- [Short exercise]:
Look through the lines below and state how many hold the word "Promotion". Write only the number.

- [Given data]:
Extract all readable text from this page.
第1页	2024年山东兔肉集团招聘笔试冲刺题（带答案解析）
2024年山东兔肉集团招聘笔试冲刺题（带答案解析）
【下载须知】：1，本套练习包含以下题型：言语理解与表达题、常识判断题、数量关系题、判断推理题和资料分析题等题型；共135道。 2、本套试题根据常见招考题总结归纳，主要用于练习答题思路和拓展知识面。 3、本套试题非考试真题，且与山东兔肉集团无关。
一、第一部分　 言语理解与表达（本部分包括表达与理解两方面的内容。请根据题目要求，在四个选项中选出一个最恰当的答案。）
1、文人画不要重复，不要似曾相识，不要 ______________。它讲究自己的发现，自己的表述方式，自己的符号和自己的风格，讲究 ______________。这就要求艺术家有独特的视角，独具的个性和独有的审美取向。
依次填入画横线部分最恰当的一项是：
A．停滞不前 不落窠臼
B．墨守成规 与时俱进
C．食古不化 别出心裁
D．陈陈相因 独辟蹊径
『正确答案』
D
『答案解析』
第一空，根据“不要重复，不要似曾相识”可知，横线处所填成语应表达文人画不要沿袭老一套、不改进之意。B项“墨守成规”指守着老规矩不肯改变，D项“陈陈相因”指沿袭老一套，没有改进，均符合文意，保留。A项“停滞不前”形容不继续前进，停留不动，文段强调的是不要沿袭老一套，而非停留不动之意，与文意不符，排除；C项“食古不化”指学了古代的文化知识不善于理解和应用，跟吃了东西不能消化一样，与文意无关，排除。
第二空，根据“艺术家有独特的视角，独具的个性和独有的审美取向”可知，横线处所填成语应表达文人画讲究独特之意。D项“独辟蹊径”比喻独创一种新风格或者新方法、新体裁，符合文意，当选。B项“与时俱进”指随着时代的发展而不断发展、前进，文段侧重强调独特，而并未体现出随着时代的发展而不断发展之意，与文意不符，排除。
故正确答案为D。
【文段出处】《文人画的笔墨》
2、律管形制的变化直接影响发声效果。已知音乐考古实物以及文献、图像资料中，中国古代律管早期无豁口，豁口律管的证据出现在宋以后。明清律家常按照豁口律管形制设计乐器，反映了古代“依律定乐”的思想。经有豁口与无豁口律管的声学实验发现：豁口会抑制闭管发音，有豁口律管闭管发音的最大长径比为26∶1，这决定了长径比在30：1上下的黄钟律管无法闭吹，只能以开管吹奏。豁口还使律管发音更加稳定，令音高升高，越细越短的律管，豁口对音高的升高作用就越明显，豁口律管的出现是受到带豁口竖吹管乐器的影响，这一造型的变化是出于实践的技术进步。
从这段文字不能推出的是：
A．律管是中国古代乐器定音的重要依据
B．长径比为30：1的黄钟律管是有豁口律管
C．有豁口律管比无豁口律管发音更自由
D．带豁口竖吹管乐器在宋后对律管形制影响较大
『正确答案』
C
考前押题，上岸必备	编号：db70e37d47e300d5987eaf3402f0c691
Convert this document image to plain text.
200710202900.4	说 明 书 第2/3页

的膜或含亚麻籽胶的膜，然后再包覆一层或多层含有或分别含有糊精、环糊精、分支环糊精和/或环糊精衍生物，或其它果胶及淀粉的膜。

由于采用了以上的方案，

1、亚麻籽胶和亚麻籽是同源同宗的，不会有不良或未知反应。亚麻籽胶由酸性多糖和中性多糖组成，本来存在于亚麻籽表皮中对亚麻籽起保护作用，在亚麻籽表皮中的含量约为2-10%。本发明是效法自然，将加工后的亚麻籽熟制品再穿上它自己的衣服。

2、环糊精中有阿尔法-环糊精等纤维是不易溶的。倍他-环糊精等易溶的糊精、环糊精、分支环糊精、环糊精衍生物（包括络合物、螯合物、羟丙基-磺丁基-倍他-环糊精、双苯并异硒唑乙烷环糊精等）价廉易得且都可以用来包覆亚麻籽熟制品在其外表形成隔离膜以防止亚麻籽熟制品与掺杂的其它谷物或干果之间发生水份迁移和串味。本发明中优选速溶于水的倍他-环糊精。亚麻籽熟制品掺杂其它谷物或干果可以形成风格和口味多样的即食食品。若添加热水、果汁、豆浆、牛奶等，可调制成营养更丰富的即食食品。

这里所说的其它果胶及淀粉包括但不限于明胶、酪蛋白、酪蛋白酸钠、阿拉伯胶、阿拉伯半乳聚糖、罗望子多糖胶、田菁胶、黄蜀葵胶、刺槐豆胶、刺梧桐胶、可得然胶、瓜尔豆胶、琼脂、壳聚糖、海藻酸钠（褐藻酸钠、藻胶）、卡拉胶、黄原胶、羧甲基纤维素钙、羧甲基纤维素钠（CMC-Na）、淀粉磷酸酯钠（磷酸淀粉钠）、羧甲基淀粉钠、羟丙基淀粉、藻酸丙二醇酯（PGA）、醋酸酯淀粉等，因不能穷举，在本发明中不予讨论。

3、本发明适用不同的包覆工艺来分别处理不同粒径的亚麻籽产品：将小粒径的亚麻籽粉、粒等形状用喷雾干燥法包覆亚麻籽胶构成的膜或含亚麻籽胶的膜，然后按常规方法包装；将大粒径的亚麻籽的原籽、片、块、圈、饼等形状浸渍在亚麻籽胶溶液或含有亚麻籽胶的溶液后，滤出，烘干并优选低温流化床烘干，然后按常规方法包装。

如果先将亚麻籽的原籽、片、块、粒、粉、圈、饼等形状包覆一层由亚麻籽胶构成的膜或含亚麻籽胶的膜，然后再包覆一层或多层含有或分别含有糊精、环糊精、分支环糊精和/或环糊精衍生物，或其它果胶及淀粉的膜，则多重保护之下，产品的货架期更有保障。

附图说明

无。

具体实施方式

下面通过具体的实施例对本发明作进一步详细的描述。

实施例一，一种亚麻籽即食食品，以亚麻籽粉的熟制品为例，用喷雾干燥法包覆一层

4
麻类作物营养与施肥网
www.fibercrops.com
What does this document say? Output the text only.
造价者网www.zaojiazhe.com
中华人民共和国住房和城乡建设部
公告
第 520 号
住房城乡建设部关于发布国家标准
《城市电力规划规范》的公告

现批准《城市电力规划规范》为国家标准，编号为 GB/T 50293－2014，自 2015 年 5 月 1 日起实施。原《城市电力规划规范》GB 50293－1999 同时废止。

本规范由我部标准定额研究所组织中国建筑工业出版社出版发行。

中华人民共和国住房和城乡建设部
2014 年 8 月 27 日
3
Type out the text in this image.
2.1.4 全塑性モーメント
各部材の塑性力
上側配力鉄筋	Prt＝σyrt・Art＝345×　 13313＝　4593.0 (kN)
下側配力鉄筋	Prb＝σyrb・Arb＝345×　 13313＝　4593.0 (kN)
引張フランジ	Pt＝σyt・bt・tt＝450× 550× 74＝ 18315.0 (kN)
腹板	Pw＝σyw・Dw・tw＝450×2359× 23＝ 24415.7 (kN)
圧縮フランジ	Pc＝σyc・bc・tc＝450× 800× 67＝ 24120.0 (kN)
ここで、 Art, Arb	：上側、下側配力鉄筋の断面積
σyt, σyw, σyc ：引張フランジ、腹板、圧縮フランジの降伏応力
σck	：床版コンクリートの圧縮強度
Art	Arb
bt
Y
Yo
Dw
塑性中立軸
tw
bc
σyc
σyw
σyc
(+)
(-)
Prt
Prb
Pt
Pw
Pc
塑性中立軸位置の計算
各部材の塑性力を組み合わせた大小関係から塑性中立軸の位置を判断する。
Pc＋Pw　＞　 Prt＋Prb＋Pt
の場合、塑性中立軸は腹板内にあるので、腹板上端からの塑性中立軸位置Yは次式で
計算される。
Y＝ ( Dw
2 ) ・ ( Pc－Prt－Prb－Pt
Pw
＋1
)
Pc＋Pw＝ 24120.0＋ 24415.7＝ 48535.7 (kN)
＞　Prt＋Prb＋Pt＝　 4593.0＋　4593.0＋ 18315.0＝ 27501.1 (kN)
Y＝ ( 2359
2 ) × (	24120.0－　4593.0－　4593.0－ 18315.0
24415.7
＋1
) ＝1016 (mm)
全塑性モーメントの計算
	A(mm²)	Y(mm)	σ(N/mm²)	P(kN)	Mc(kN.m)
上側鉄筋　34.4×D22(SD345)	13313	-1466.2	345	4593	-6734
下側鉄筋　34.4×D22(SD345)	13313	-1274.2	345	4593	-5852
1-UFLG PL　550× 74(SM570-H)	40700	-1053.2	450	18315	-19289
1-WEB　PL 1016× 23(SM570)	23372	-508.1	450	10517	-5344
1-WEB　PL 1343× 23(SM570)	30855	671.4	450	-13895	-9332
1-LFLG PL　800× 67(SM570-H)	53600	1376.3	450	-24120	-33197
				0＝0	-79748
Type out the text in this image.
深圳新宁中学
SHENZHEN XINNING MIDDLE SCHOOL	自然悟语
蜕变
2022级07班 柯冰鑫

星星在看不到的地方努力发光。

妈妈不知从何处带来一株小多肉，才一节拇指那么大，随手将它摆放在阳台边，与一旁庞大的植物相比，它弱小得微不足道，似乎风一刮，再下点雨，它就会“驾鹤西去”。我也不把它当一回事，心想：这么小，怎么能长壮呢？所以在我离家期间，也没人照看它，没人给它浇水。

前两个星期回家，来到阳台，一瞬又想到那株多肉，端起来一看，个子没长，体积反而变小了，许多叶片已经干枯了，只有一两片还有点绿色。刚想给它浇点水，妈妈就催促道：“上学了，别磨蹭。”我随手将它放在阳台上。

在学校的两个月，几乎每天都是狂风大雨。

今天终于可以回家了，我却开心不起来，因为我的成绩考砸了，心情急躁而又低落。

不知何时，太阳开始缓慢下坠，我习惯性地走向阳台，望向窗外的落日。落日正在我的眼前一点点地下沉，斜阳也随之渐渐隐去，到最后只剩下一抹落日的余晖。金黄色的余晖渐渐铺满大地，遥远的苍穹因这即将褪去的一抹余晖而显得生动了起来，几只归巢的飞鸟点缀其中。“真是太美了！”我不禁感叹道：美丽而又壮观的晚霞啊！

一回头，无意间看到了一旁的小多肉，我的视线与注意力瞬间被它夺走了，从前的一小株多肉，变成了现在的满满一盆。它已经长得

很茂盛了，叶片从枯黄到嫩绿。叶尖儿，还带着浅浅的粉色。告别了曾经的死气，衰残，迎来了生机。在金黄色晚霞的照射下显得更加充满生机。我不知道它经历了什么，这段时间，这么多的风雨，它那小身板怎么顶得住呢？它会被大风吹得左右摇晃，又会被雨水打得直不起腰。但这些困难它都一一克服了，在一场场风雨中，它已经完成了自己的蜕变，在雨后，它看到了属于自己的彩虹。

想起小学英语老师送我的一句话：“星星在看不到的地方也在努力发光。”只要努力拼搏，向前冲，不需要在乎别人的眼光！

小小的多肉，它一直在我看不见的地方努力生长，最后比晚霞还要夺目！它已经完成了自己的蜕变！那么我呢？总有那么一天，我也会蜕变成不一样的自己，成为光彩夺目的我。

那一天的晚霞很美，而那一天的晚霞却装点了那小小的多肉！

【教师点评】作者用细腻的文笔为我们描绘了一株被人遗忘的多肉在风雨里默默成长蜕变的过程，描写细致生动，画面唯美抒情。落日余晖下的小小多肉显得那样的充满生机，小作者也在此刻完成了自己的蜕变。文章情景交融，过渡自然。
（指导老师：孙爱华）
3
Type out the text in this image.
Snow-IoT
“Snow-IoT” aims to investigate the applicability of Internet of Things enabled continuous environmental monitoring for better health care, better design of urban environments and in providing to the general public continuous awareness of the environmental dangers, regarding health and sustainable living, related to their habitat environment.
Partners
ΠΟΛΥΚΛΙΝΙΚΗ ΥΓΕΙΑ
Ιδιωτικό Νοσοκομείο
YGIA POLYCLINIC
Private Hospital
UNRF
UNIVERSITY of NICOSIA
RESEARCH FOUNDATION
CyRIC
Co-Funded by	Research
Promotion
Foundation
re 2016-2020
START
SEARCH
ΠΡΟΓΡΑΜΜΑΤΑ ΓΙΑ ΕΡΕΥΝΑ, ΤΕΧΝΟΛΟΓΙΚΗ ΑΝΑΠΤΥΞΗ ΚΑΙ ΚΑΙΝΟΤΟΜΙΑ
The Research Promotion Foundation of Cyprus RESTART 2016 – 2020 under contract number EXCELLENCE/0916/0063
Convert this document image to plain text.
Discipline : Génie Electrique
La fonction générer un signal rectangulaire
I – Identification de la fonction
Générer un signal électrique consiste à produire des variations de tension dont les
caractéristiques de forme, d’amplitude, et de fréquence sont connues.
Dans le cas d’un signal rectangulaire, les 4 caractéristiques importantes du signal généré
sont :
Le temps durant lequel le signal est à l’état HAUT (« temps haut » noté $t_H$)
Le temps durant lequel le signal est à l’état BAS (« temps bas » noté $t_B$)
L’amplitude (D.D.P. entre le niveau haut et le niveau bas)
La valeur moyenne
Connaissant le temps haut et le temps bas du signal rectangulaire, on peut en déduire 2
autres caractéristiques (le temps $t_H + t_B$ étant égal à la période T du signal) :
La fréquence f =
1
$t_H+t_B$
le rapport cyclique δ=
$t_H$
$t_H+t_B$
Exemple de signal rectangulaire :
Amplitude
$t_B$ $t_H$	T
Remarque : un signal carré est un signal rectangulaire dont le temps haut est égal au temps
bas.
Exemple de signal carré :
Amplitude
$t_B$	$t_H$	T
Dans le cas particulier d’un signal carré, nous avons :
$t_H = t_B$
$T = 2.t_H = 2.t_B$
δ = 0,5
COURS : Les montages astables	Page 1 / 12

- [Task solution]:
2